- What the task requires:
Pull every "Испытательное" line out of the data below.

- Supplied material:
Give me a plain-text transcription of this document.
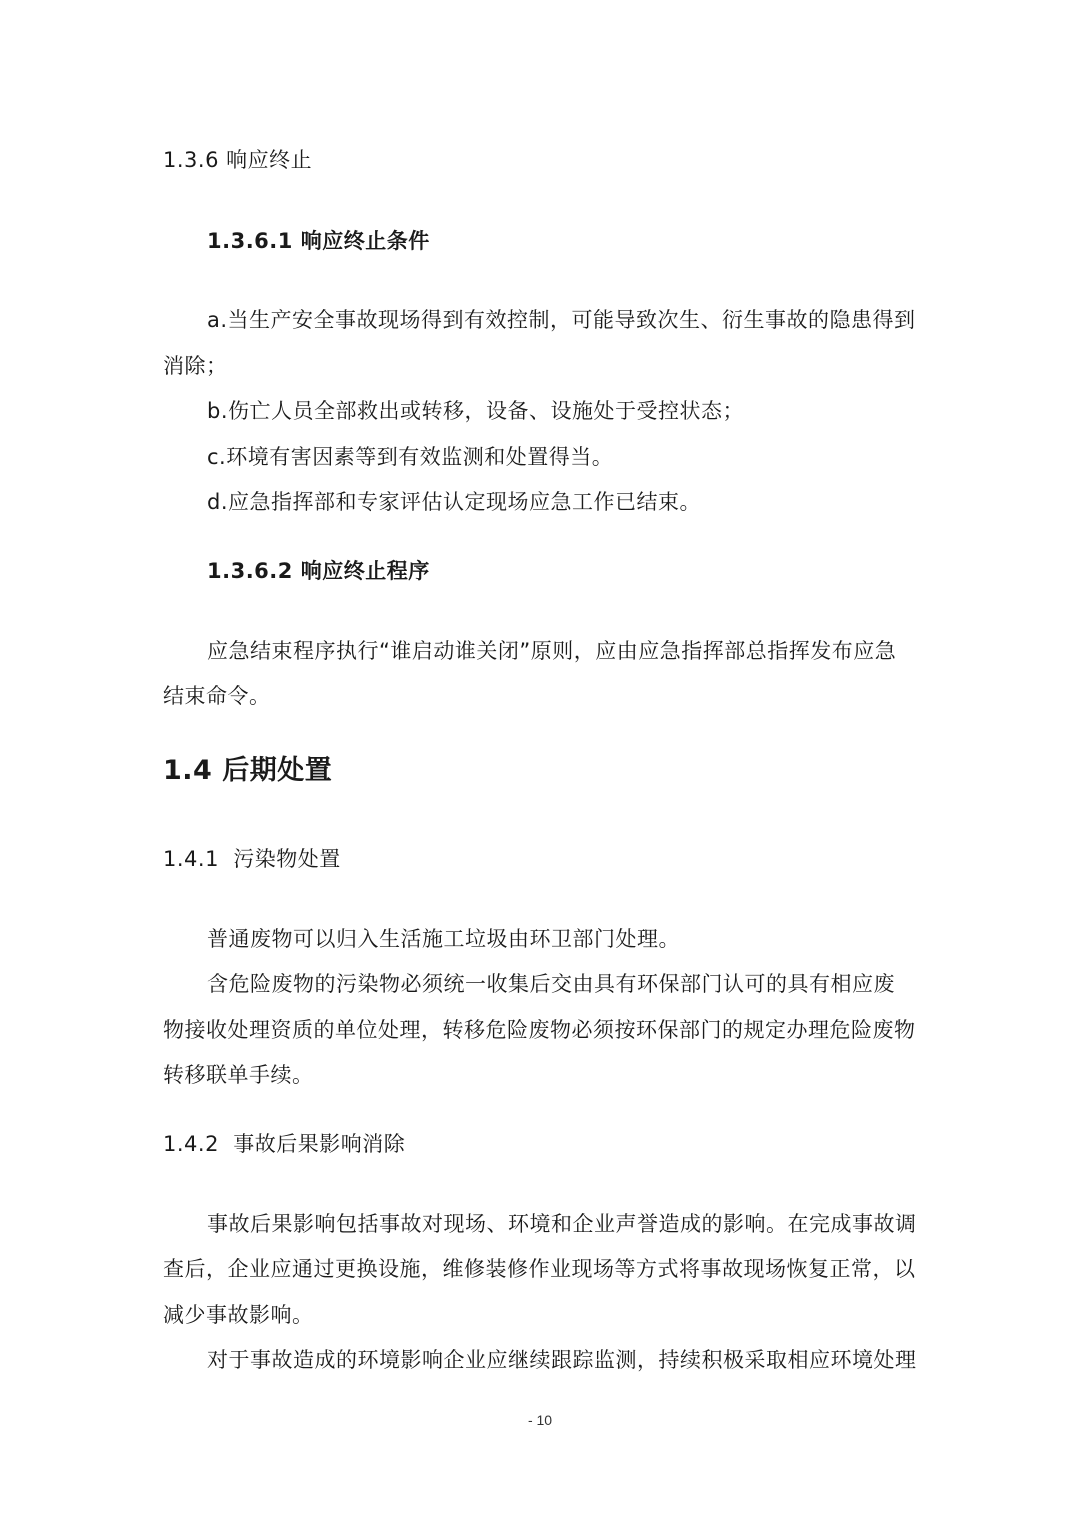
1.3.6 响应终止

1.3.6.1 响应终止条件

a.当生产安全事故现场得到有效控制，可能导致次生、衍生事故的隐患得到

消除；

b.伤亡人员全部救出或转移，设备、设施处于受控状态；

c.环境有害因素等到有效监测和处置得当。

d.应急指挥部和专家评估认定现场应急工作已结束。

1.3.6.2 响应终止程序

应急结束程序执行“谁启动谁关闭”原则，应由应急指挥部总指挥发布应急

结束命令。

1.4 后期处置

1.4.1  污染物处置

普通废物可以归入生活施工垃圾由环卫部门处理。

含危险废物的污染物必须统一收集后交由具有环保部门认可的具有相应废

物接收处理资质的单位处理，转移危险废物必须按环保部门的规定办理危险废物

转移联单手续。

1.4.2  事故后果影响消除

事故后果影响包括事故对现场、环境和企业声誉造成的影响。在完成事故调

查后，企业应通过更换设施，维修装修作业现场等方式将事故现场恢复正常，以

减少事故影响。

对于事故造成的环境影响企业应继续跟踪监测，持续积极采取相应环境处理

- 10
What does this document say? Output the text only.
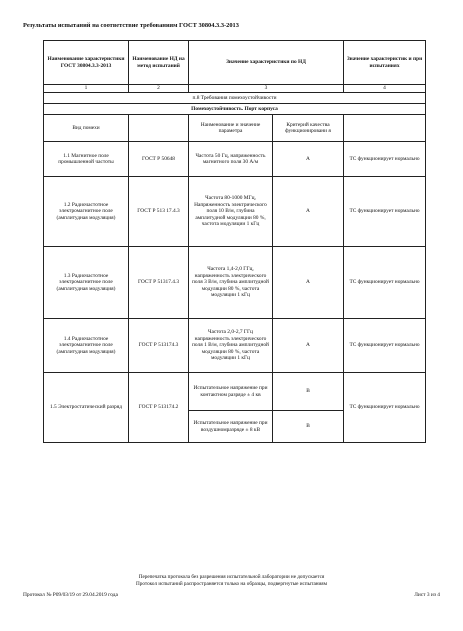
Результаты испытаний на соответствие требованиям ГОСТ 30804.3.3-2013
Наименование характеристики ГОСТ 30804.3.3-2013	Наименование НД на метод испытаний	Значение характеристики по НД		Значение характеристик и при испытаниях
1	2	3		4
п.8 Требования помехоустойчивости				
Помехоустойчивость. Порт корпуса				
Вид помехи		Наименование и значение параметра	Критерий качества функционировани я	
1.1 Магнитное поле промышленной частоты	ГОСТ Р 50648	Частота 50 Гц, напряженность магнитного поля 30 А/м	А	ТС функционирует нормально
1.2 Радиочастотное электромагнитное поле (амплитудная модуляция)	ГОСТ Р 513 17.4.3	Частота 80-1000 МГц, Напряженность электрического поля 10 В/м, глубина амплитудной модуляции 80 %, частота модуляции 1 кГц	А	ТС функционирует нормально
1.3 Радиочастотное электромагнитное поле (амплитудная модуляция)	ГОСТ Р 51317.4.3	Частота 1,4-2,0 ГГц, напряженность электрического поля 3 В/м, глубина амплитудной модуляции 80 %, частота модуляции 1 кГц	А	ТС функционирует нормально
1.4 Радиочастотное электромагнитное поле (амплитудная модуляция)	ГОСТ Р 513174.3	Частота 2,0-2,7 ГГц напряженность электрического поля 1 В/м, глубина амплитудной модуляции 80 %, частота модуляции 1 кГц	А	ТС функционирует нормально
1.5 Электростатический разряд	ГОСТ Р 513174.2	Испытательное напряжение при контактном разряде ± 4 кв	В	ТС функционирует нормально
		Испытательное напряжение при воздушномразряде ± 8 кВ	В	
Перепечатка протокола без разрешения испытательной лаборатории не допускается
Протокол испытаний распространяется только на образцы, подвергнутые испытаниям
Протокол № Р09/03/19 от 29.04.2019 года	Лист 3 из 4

- In response:
1.5 Электростатический разряд	ГОСТ Р 513174.2	Испытательное напряжение при контактном разряде ± 4 кв	В	ТС функционирует нормально
		Испытательное напряжение при воздушномразряде ± 8 кВ	В	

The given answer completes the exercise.